Task description:
Reproduce each record exactly.

Provided data:
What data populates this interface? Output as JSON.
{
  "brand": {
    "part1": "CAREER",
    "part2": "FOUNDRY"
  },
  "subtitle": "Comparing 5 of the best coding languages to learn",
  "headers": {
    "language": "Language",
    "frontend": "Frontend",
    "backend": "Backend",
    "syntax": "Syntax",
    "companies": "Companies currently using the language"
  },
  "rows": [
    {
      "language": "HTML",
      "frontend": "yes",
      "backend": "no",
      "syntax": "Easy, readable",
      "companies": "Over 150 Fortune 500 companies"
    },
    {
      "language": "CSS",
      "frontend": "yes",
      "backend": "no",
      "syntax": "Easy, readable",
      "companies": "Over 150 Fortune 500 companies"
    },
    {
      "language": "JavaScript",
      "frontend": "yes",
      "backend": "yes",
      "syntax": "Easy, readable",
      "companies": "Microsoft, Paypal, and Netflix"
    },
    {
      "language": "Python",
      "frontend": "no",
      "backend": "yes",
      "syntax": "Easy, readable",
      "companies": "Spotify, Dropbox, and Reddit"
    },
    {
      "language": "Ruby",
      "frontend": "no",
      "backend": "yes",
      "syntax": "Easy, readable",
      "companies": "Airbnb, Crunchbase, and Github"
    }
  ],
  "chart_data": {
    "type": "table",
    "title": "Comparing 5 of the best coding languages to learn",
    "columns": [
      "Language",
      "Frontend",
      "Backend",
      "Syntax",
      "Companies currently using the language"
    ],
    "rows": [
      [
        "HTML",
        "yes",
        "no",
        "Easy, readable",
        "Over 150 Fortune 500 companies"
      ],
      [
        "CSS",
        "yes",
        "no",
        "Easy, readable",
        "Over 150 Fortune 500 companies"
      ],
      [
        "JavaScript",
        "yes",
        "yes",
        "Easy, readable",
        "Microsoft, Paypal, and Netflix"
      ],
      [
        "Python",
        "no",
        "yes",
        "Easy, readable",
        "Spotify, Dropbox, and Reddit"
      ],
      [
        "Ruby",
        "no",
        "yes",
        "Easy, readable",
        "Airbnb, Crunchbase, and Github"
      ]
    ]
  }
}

Solution to the exercise:
What data populates this interface? Output as JSON.
{
  "brand": {
    "part1": "CAREER",
    "part2": "FOUNDRY"
  },
  "subtitle": "Comparing 5 of the best coding languages to learn",
  "headers": {
    "language": "Language",
    "frontend": "Frontend",
    "backend": "Backend",
    "syntax": "Syntax",
    "companies": "Companies currently using the language"
  },
  "rows": [
    {
      "language": "HTML",
      "frontend": "yes",
      "backend": "no",
      "syntax": "Easy, readable",
      "companies": "Over 150 Fortune 500 companies"
    },
    {
      "language": "CSS",
      "frontend": "yes",
      "backend": "no",
      "syntax": "Easy, readable",
      "companies": "Over 150 Fortune 500 companies"
    },
    {
      "language": "JavaScript",
      "frontend": "yes",
      "backend": "yes",
      "syntax": "Easy, readable",
      "companies": "Microsoft, Paypal, and Netflix"
    },
    {
      "language": "Python",
      "frontend": "no",
      "backend": "yes",
      "syntax": "Easy, readable",
      "companies": "Spotify, Dropbox, and Reddit"
    },
    {
      "language": "Ruby",
      "frontend": "no",
      "backend": "yes",
      "syntax": "Easy, readable",
      "companies": "Airbnb, Crunchbase, and Github"
    }
  ],
  "chart_data": {
    "type": "table",
    "title": "Comparing 5 of the best coding languages to learn",
    "columns": [
      "Language",
      "Frontend",
      "Backend",
      "Syntax",
      "Companies currently using the language"
    ],
    "rows": [
      [
        "HTML",
        "yes",
        "no",
        "Easy, readable",
        "Over 150 Fortune 500 companies"
      ],
      [
        "CSS",
        "yes",
        "no",
        "Easy, readable",
        "Over 150 Fortune 500 companies"
      ],
      [
        "JavaScript",
        "yes",
        "yes",
        "Easy, readable",
        "Microsoft, Paypal, and Netflix"
      ],
      [
        "Python",
        "no",
        "yes",
        "Easy, readable",
        "Spotify, Dropbox, and Reddit"
      ],
      [
        "Ruby",
        "no",
        "yes",
        "Easy, readable",
        "Airbnb, Crunchbase, and Github"
      ]
    ]
  }
}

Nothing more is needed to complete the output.